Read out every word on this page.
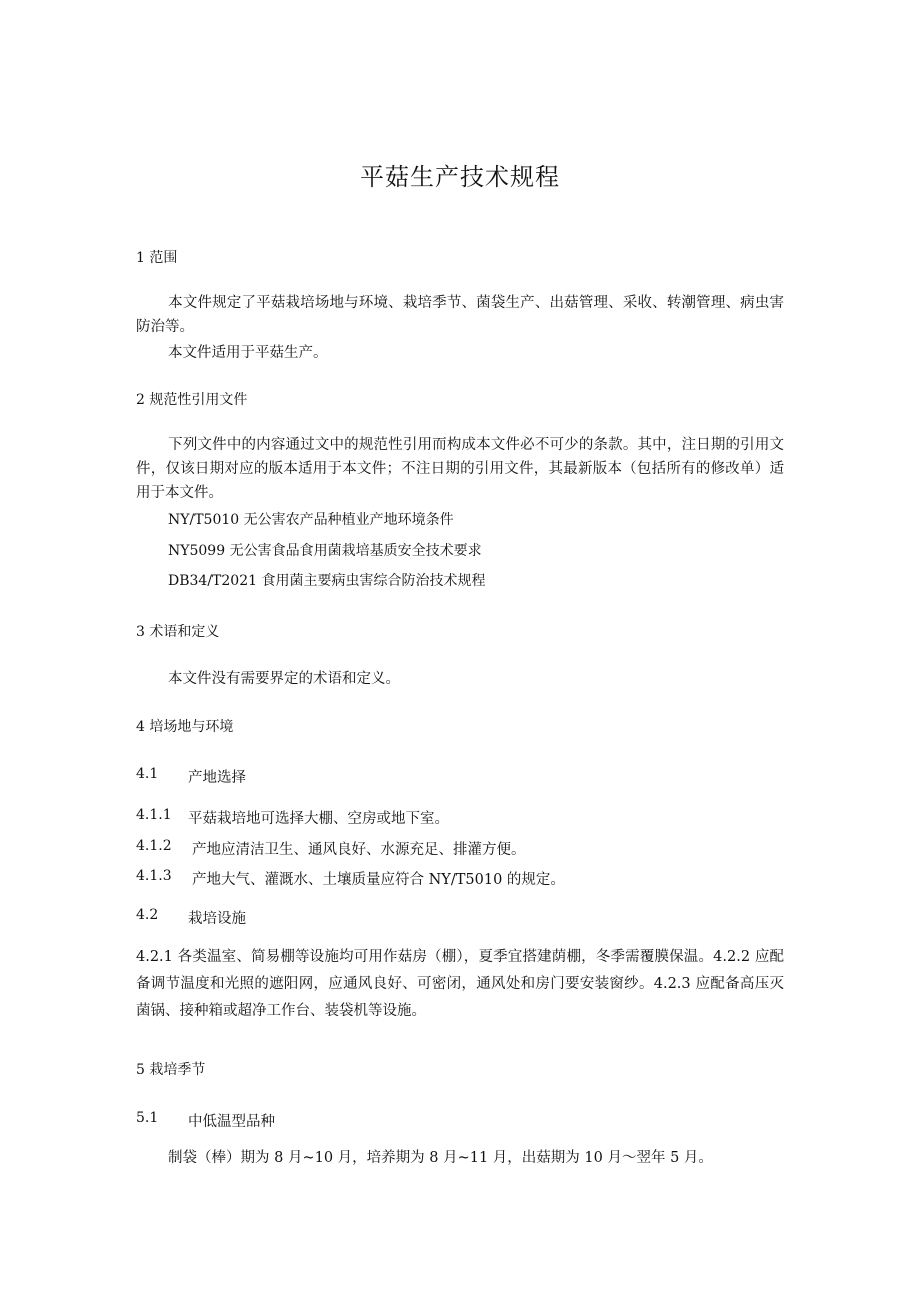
平菇生产技术规程
1 范围
本文件规定了平菇栽培场地与环境、栽培季节、菌袋生产、出菇管理、采收、转潮管理、病虫害防治等。
本文件适用于平菇生产。
2 规范性引用文件
下列文件中的内容通过文中的规范性引用而构成本文件必不可少的条款。其中，注日期的引用文件，仅该日期对应的版本适用于本文件；不注日期的引用文件，其最新版本（包括所有的修改单）适用于本文件。
NY/T5010 无公害农产品种植业产地环境条件
NY5099 无公害食品食用菌栽培基质安全技术要求
DB34/T2021 食用菌主要病虫害综合防治技术规程
3 术语和定义
本文件没有需要界定的术语和定义。
4 培场地与环境
4.1 产地选择
4.1.1 平菇栽培地可选择大棚、空房或地下室。
4.1.2 产地应清洁卫生、通风良好、水源充足、排灌方便。
4.1.3 产地大气、灌溉水、土壤质量应符合 NY/T5010 的规定。
4.2 栽培设施
4.2.1 各类温室、简易棚等设施均可用作菇房（棚），夏季宜搭建荫棚，冬季需覆膜保温。4.2.2 应配备调节温度和光照的遮阳网，应通风良好、可密闭，通风处和房门要安装窗纱。4.2.3 应配备高压灭菌锅、接种箱或超净工作台、装袋机等设施。
5 栽培季节
5.1 中低温型品种
制袋（棒）期为 8 月~10 月，培养期为 8 月~11 月，出菇期为 10 月～翌年 5 月。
================================
** Problem to solve **
Print out the lines exactly, skipping any picture.

** Response **
Read out every word on this page.
平菇生产技术规程
1 范围
本文件规定了平菇栽培场地与环境、栽培季节、菌袋生产、出菇管理、采收、转潮管理、病虫害防治等。
本文件适用于平菇生产。
2 规范性引用文件
下列文件中的内容通过文中的规范性引用而构成本文件必不可少的条款。其中，注日期的引用文件，仅该日期对应的版本适用于本文件；不注日期的引用文件，其最新版本（包括所有的修改单）适用于本文件。
NY/T5010 无公害农产品种植业产地环境条件
NY5099 无公害食品食用菌栽培基质安全技术要求
DB34/T2021 食用菌主要病虫害综合防治技术规程
3 术语和定义
本文件没有需要界定的术语和定义。
4 培场地与环境
4.1 产地选择
4.1.1 平菇栽培地可选择大棚、空房或地下室。
4.1.2 产地应清洁卫生、通风良好、水源充足、排灌方便。
4.1.3 产地大气、灌溉水、土壤质量应符合 NY/T5010 的规定。
4.2 栽培设施
4.2.1 各类温室、简易棚等设施均可用作菇房（棚），夏季宜搭建荫棚，冬季需覆膜保温。4.2.2 应配备调节温度和光照的遮阳网，应通风良好、可密闭，通风处和房门要安装窗纱。4.2.3 应配备高压灭菌锅、接种箱或超净工作台、装袋机等设施。
5 栽培季节
5.1 中低温型品种
制袋（棒）期为 8 月~10 月，培养期为 8 月~11 月，出菇期为 10 月～翌年 5 月。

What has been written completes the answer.